> _JOB_
Exclude all pictures, then copy each of the records exactly as written.

> _EXCERPTED RECORDS_
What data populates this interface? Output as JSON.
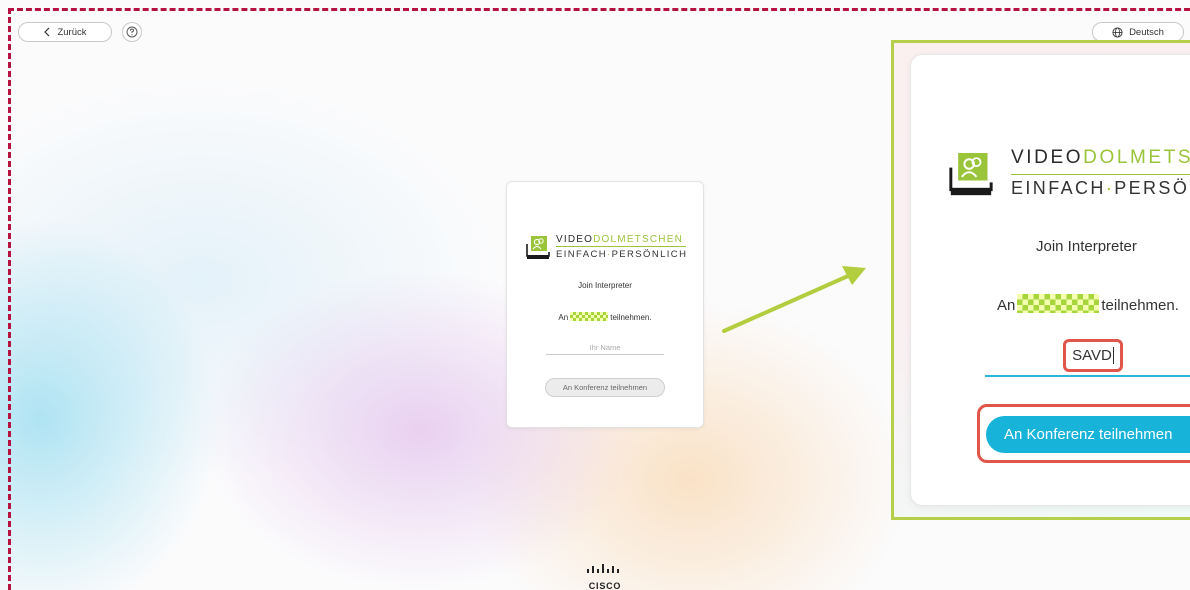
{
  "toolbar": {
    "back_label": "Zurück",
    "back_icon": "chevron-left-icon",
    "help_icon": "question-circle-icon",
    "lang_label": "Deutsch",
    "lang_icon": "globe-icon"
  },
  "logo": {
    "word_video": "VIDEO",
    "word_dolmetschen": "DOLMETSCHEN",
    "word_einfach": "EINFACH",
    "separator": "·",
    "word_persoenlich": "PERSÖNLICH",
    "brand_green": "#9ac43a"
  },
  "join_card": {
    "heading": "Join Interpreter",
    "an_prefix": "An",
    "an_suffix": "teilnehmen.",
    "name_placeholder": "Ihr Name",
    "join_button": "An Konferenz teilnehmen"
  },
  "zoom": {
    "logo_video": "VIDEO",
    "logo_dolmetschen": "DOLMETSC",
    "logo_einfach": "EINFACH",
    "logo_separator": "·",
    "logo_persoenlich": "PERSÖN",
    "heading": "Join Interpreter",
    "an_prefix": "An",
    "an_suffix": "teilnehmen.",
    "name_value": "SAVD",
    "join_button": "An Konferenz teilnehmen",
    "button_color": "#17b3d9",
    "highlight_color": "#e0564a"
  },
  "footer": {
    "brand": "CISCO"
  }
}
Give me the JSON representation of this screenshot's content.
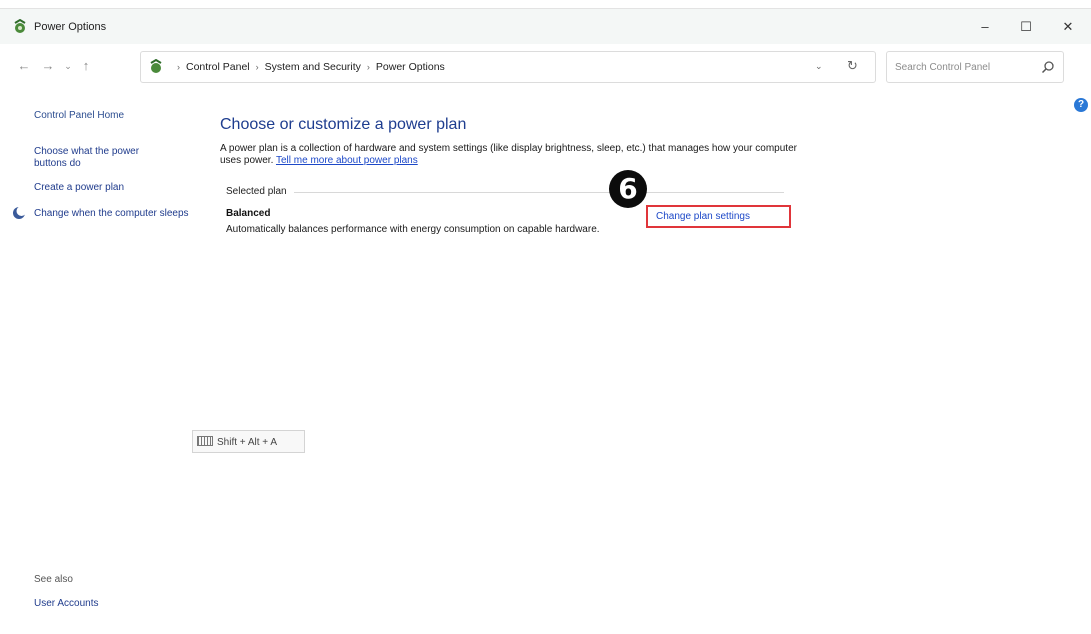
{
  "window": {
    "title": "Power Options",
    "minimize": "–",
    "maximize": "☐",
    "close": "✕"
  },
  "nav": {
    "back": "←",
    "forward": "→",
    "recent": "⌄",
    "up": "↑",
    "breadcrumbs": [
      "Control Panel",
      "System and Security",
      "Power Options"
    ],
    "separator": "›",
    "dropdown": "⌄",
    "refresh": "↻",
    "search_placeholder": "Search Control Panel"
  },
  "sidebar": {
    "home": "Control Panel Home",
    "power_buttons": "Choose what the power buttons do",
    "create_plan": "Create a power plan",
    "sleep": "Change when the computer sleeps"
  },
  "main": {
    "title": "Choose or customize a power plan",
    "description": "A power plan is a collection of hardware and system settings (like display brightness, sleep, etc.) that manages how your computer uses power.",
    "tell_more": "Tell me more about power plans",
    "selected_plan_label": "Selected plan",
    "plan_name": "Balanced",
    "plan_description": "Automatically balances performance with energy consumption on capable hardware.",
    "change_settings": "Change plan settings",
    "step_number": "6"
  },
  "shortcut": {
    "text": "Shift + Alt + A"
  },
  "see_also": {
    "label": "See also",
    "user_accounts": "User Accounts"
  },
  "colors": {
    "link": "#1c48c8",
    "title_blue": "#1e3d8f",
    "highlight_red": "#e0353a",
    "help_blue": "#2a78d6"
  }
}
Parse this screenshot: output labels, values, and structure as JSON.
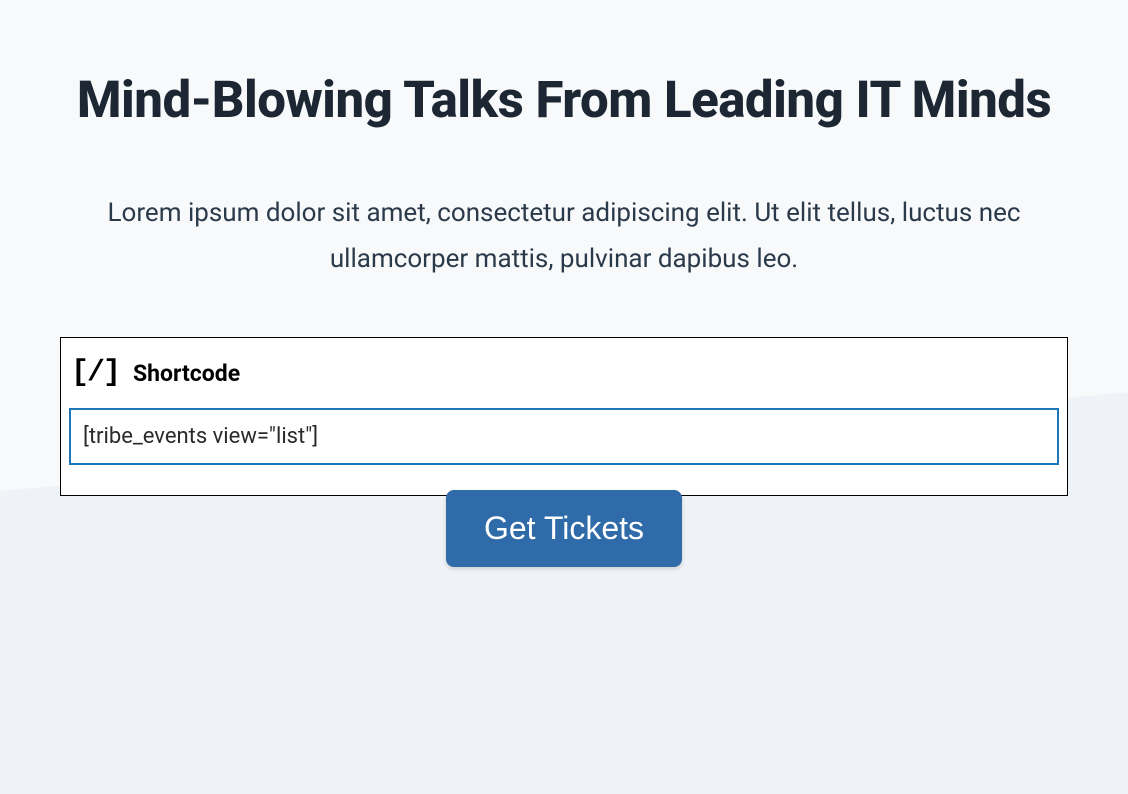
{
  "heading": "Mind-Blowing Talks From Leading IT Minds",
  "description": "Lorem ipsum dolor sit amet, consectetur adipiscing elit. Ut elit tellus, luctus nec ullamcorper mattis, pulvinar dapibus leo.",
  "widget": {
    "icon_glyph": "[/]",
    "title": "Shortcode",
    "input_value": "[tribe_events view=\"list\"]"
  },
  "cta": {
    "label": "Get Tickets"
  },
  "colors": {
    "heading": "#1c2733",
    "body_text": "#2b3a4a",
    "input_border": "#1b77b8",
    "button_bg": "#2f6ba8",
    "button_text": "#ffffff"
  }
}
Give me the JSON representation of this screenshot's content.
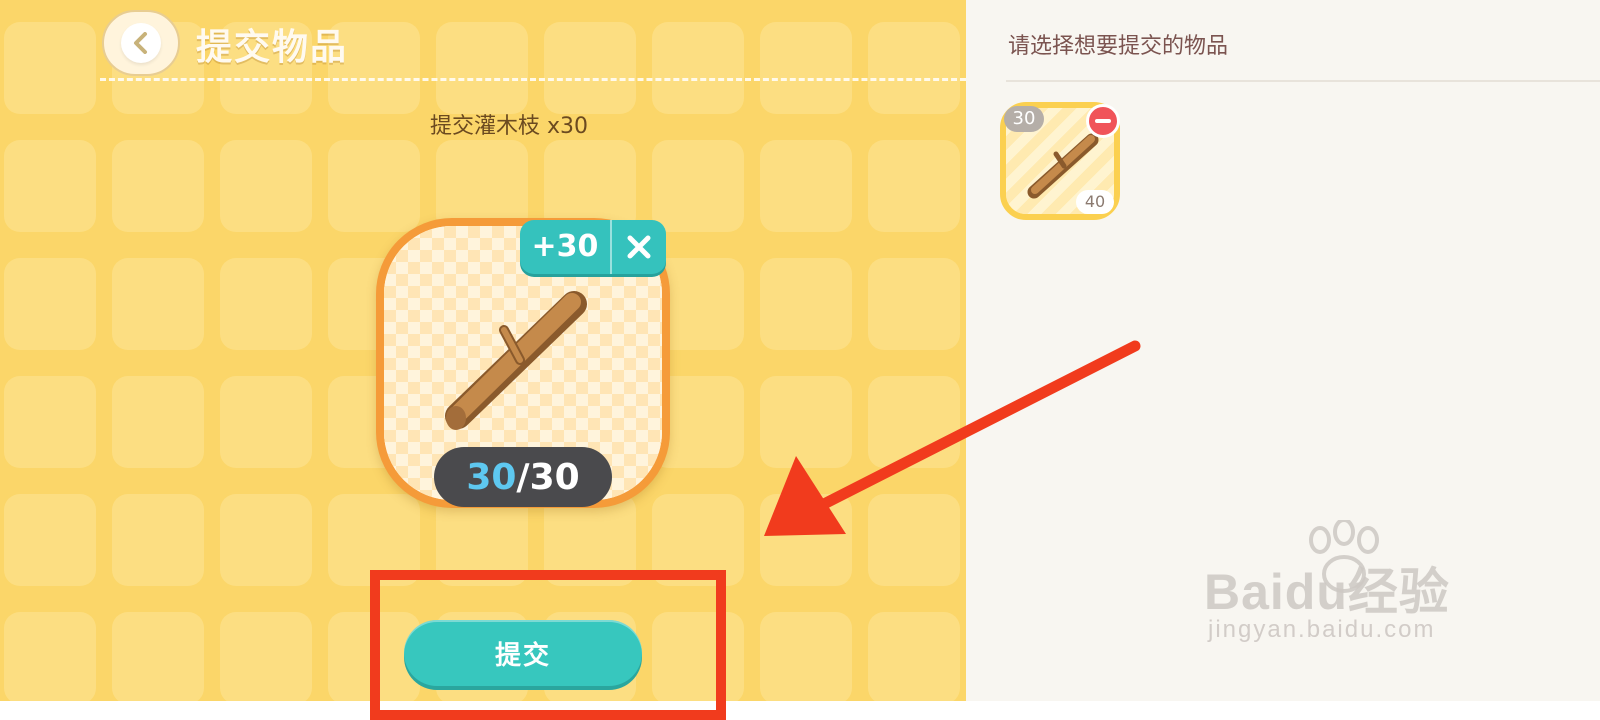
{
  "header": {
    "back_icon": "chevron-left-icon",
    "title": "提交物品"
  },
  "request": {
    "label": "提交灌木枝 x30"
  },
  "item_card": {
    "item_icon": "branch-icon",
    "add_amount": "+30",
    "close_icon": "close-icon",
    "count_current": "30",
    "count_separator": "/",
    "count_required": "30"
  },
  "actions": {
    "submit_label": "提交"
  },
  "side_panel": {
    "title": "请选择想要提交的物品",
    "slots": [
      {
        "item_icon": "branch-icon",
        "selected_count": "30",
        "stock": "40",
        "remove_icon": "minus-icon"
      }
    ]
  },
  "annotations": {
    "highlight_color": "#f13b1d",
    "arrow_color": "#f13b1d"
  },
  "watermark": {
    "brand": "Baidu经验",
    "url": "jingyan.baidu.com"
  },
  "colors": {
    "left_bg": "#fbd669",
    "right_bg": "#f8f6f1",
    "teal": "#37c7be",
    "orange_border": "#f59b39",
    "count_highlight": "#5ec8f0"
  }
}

> _WRITTEN ANSWER_
What data populates this interface? Output as JSON.
{
  "toolbar": {
    "back_label": "Zurück",
    "back_icon": "chevron-left-icon",
    "help_icon": "question-circle-icon",
    "lang_label": "Deutsch",
    "lang_icon": "globe-icon"
  },
  "logo": {
    "word_video": "VIDEO",
    "word_dolmetschen": "DOLMETSCHEN",
    "word_einfach": "EINFACH",
    "separator": "·",
    "word_persoenlich": "PERSÖNLICH",
    "brand_green": "#9ac43a"
  },
  "join_card": {
    "heading": "Join Interpreter",
    "an_prefix": "An",
    "an_suffix": "teilnehmen.",
    "name_placeholder": "Ihr Name",
    "join_button": "An Konferenz teilnehmen"
  },
  "zoom": {
    "logo_video": "VIDEO",
    "logo_dolmetschen": "DOLMETSC",
    "logo_einfach": "EINFACH",
    "logo_separator": "·",
    "logo_persoenlich": "PERSÖN",
    "heading": "Join Interpreter",
    "an_prefix": "An",
    "an_suffix": "teilnehmen.",
    "name_value": "SAVD",
    "join_button": "An Konferenz teilnehmen",
    "button_color": "#17b3d9",
    "highlight_color": "#e0564a"
  },
  "footer": {
    "brand": "CISCO"
  }
}
Give me the JSON representation of this screenshot's content.
{
  "window": {
    "title": "Power Options",
    "minimize": "–",
    "maximize": "☐",
    "close": "✕"
  },
  "nav": {
    "back": "←",
    "forward": "→",
    "recent": "⌄",
    "up": "↑",
    "breadcrumbs": [
      "Control Panel",
      "System and Security",
      "Power Options"
    ],
    "separator": "›",
    "dropdown": "⌄",
    "refresh": "↻",
    "search_placeholder": "Search Control Panel"
  },
  "sidebar": {
    "home": "Control Panel Home",
    "power_buttons": "Choose what the power buttons do",
    "create_plan": "Create a power plan",
    "sleep": "Change when the computer sleeps"
  },
  "main": {
    "title": "Choose or customize a power plan",
    "description": "A power plan is a collection of hardware and system settings (like display brightness, sleep, etc.) that manages how your computer uses power.",
    "tell_more": "Tell me more about power plans",
    "selected_plan_label": "Selected plan",
    "plan_name": "Balanced",
    "plan_description": "Automatically balances performance with energy consumption on capable hardware.",
    "change_settings": "Change plan settings",
    "step_number": "6"
  },
  "shortcut": {
    "text": "Shift + Alt + A"
  },
  "see_also": {
    "label": "See also",
    "user_accounts": "User Accounts"
  },
  "colors": {
    "link": "#1c48c8",
    "title_blue": "#1e3d8f",
    "highlight_red": "#e0353a",
    "help_blue": "#2a78d6"
  }
}
Parse this screenshot: output labels, values, and structure as JSON.
{
  "heading": "Mind-Blowing Talks From Leading IT Minds",
  "description": "Lorem ipsum dolor sit amet, consectetur adipiscing elit. Ut elit tellus, luctus nec ullamcorper mattis, pulvinar dapibus leo.",
  "widget": {
    "icon_glyph": "[/]",
    "title": "Shortcode",
    "input_value": "[tribe_events view=\"list\"]"
  },
  "cta": {
    "label": "Get Tickets"
  },
  "colors": {
    "heading": "#1c2733",
    "body_text": "#2b3a4a",
    "input_border": "#1b77b8",
    "button_bg": "#2f6ba8",
    "button_text": "#ffffff"
  }
}
Give me the JSON representation of this screenshot's content.
{
  "header": {
    "back_icon": "chevron-left-icon",
    "title": "提交物品"
  },
  "request": {
    "label": "提交灌木枝 x30"
  },
  "item_card": {
    "item_icon": "branch-icon",
    "add_amount": "+30",
    "close_icon": "close-icon",
    "count_current": "30",
    "count_separator": "/",
    "count_required": "30"
  },
  "actions": {
    "submit_label": "提交"
  },
  "side_panel": {
    "title": "请选择想要提交的物品",
    "slots": [
      {
        "item_icon": "branch-icon",
        "selected_count": "30",
        "stock": "40",
        "remove_icon": "minus-icon"
      }
    ]
  },
  "annotations": {
    "highlight_color": "#f13b1d",
    "arrow_color": "#f13b1d"
  },
  "watermark": {
    "brand": "Baidu经验",
    "url": "jingyan.baidu.com"
  },
  "colors": {
    "left_bg": "#fbd669",
    "right_bg": "#f8f6f1",
    "teal": "#37c7be",
    "orange_border": "#f59b39",
    "count_highlight": "#5ec8f0"
  }
}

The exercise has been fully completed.